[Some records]
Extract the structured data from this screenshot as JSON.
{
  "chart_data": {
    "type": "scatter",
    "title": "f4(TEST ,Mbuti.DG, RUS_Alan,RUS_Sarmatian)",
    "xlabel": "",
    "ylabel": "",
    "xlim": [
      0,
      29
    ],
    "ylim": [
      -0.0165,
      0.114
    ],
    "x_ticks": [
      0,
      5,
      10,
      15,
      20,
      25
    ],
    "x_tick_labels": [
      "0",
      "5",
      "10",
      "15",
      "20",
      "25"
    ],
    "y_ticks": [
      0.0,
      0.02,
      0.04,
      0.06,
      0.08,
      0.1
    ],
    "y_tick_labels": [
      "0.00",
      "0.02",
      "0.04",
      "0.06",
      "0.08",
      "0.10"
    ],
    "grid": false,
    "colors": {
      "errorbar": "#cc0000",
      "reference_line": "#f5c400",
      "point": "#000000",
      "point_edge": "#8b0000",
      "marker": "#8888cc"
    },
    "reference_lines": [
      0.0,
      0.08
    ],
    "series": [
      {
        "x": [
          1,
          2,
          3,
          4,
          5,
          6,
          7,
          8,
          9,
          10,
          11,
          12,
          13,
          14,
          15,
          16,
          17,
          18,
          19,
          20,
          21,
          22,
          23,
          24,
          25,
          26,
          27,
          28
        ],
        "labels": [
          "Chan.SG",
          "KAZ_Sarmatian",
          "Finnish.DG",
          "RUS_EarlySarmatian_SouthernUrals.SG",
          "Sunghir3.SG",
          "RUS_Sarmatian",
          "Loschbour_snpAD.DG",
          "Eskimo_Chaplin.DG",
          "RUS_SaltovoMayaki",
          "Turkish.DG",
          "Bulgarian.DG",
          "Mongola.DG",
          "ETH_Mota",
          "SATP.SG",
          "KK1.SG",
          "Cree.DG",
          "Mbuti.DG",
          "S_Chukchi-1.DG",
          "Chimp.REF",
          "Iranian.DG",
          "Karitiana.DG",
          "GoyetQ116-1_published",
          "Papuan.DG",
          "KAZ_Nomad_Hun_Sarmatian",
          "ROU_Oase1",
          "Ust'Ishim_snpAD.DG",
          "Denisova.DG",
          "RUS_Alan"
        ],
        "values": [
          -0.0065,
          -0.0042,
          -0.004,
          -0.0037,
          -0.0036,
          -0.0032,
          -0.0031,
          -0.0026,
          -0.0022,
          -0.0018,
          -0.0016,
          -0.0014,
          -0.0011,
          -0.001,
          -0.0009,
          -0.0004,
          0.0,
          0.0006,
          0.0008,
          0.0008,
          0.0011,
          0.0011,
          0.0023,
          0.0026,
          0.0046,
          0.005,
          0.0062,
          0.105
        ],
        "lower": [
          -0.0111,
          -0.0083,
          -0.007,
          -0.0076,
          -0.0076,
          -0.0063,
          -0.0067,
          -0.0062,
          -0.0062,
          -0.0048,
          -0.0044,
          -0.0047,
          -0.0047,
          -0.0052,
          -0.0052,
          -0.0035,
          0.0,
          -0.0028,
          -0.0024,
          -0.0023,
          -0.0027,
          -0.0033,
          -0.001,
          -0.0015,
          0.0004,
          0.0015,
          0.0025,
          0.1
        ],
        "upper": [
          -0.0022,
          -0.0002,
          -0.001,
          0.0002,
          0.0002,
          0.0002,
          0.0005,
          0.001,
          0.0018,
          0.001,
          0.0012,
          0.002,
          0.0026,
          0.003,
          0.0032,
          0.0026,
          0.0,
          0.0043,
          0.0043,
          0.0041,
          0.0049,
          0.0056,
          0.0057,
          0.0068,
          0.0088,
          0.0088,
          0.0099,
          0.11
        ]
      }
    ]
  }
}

*Required work:* Transcribe all the entries, keeping each one exactly as it is.

*Result of this task:*
Extract the structured data from this screenshot as JSON.
{
  "chart_data": {
    "type": "scatter",
    "title": "f4(TEST ,Mbuti.DG, RUS_Alan,RUS_Sarmatian)",
    "xlabel": "",
    "ylabel": "",
    "xlim": [
      0,
      29
    ],
    "ylim": [
      -0.0165,
      0.114
    ],
    "x_ticks": [
      0,
      5,
      10,
      15,
      20,
      25
    ],
    "x_tick_labels": [
      "0",
      "5",
      "10",
      "15",
      "20",
      "25"
    ],
    "y_ticks": [
      0.0,
      0.02,
      0.04,
      0.06,
      0.08,
      0.1
    ],
    "y_tick_labels": [
      "0.00",
      "0.02",
      "0.04",
      "0.06",
      "0.08",
      "0.10"
    ],
    "grid": false,
    "colors": {
      "errorbar": "#cc0000",
      "reference_line": "#f5c400",
      "point": "#000000",
      "point_edge": "#8b0000",
      "marker": "#8888cc"
    },
    "reference_lines": [
      0.0,
      0.08
    ],
    "series": [
      {
        "x": [
          1,
          2,
          3,
          4,
          5,
          6,
          7,
          8,
          9,
          10,
          11,
          12,
          13,
          14,
          15,
          16,
          17,
          18,
          19,
          20,
          21,
          22,
          23,
          24,
          25,
          26,
          27,
          28
        ],
        "labels": [
          "Chan.SG",
          "KAZ_Sarmatian",
          "Finnish.DG",
          "RUS_EarlySarmatian_SouthernUrals.SG",
          "Sunghir3.SG",
          "RUS_Sarmatian",
          "Loschbour_snpAD.DG",
          "Eskimo_Chaplin.DG",
          "RUS_SaltovoMayaki",
          "Turkish.DG",
          "Bulgarian.DG",
          "Mongola.DG",
          "ETH_Mota",
          "SATP.SG",
          "KK1.SG",
          "Cree.DG",
          "Mbuti.DG",
          "S_Chukchi-1.DG",
          "Chimp.REF",
          "Iranian.DG",
          "Karitiana.DG",
          "GoyetQ116-1_published",
          "Papuan.DG",
          "KAZ_Nomad_Hun_Sarmatian",
          "ROU_Oase1",
          "Ust'Ishim_snpAD.DG",
          "Denisova.DG",
          "RUS_Alan"
        ],
        "values": [
          -0.0065,
          -0.0042,
          -0.004,
          -0.0037,
          -0.0036,
          -0.0032,
          -0.0031,
          -0.0026,
          -0.0022,
          -0.0018,
          -0.0016,
          -0.0014,
          -0.0011,
          -0.001,
          -0.0009,
          -0.0004,
          0.0,
          0.0006,
          0.0008,
          0.0008,
          0.0011,
          0.0011,
          0.0023,
          0.0026,
          0.0046,
          0.005,
          0.0062,
          0.105
        ],
        "lower": [
          -0.0111,
          -0.0083,
          -0.007,
          -0.0076,
          -0.0076,
          -0.0063,
          -0.0067,
          -0.0062,
          -0.0062,
          -0.0048,
          -0.0044,
          -0.0047,
          -0.0047,
          -0.0052,
          -0.0052,
          -0.0035,
          0.0,
          -0.0028,
          -0.0024,
          -0.0023,
          -0.0027,
          -0.0033,
          -0.001,
          -0.0015,
          0.0004,
          0.0015,
          0.0025,
          0.1
        ],
        "upper": [
          -0.0022,
          -0.0002,
          -0.001,
          0.0002,
          0.0002,
          0.0002,
          0.0005,
          0.001,
          0.0018,
          0.001,
          0.0012,
          0.002,
          0.0026,
          0.003,
          0.0032,
          0.0026,
          0.0,
          0.0043,
          0.0043,
          0.0041,
          0.0049,
          0.0056,
          0.0057,
          0.0068,
          0.0088,
          0.0088,
          0.0099,
          0.11
        ]
      }
    ]
  }
}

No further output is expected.